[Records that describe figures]
_ _ _ _ _

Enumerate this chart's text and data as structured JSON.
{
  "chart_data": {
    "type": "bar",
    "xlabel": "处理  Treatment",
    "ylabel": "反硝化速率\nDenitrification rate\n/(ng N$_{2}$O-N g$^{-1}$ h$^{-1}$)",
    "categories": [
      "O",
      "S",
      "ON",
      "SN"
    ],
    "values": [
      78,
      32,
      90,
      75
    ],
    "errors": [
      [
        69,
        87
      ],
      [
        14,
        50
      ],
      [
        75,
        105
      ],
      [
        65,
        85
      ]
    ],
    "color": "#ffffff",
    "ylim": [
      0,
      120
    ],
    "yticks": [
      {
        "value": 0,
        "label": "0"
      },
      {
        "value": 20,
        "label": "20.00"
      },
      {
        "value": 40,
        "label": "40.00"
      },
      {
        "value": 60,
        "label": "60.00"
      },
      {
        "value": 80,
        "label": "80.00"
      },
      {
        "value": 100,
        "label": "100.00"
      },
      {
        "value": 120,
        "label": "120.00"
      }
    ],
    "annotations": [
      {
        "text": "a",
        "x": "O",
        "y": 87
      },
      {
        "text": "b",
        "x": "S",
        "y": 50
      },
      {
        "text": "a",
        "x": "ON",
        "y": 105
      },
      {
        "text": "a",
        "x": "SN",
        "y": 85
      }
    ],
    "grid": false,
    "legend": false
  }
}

_ _ _ _ _

• PROMPT: Write the data back out verbatim.

• THE COMPLETED TASK:
Enumerate this chart's text and data as structured JSON.
{
  "chart_data": {
    "type": "bar",
    "xlabel": "处理  Treatment",
    "ylabel": "反硝化速率\nDenitrification rate\n/(ng N$_{2}$O-N g$^{-1}$ h$^{-1}$)",
    "categories": [
      "O",
      "S",
      "ON",
      "SN"
    ],
    "values": [
      78,
      32,
      90,
      75
    ],
    "errors": [
      [
        69,
        87
      ],
      [
        14,
        50
      ],
      [
        75,
        105
      ],
      [
        65,
        85
      ]
    ],
    "color": "#ffffff",
    "ylim": [
      0,
      120
    ],
    "yticks": [
      {
        "value": 0,
        "label": "0"
      },
      {
        "value": 20,
        "label": "20.00"
      },
      {
        "value": 40,
        "label": "40.00"
      },
      {
        "value": 60,
        "label": "60.00"
      },
      {
        "value": 80,
        "label": "80.00"
      },
      {
        "value": 100,
        "label": "100.00"
      },
      {
        "value": 120,
        "label": "120.00"
      }
    ],
    "annotations": [
      {
        "text": "a",
        "x": "O",
        "y": 87
      },
      {
        "text": "b",
        "x": "S",
        "y": 50
      },
      {
        "text": "a",
        "x": "ON",
        "y": 105
      },
      {
        "text": "a",
        "x": "SN",
        "y": 85
      }
    ],
    "grid": false,
    "legend": false
  }
}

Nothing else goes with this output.